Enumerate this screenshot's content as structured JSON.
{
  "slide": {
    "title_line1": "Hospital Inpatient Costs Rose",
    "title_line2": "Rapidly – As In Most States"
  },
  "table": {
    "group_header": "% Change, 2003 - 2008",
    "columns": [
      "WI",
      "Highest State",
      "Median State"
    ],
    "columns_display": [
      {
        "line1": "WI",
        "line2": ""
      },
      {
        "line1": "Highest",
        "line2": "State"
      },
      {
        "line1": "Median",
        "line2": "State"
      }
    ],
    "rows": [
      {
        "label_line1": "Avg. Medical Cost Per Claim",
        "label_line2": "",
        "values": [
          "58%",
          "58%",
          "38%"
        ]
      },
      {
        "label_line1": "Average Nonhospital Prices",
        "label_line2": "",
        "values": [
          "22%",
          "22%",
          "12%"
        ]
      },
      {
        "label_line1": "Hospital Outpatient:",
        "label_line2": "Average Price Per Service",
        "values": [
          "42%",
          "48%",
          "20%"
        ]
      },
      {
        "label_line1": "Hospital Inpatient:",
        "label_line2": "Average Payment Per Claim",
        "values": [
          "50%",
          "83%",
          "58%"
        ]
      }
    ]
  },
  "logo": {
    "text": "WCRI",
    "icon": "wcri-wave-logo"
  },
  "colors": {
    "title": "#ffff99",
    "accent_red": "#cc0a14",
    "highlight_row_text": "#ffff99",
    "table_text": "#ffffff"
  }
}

◆ ◆ ◆ ◆ ◆

* _Work to complete_: Take the entries and copy them out exactly.

* _Exercise output_:
Enumerate this screenshot's content as structured JSON.
{
  "slide": {
    "title_line1": "Hospital Inpatient Costs Rose",
    "title_line2": "Rapidly – As In Most States"
  },
  "table": {
    "group_header": "% Change, 2003 - 2008",
    "columns": [
      "WI",
      "Highest State",
      "Median State"
    ],
    "columns_display": [
      {
        "line1": "WI",
        "line2": ""
      },
      {
        "line1": "Highest",
        "line2": "State"
      },
      {
        "line1": "Median",
        "line2": "State"
      }
    ],
    "rows": [
      {
        "label_line1": "Avg. Medical Cost Per Claim",
        "label_line2": "",
        "values": [
          "58%",
          "58%",
          "38%"
        ]
      },
      {
        "label_line1": "Average Nonhospital Prices",
        "label_line2": "",
        "values": [
          "22%",
          "22%",
          "12%"
        ]
      },
      {
        "label_line1": "Hospital Outpatient:",
        "label_line2": "Average Price Per Service",
        "values": [
          "42%",
          "48%",
          "20%"
        ]
      },
      {
        "label_line1": "Hospital Inpatient:",
        "label_line2": "Average Payment Per Claim",
        "values": [
          "50%",
          "83%",
          "58%"
        ]
      }
    ]
  },
  "logo": {
    "text": "WCRI",
    "icon": "wcri-wave-logo"
  },
  "colors": {
    "title": "#ffff99",
    "accent_red": "#cc0a14",
    "highlight_row_text": "#ffff99",
    "table_text": "#ffffff"
  }
}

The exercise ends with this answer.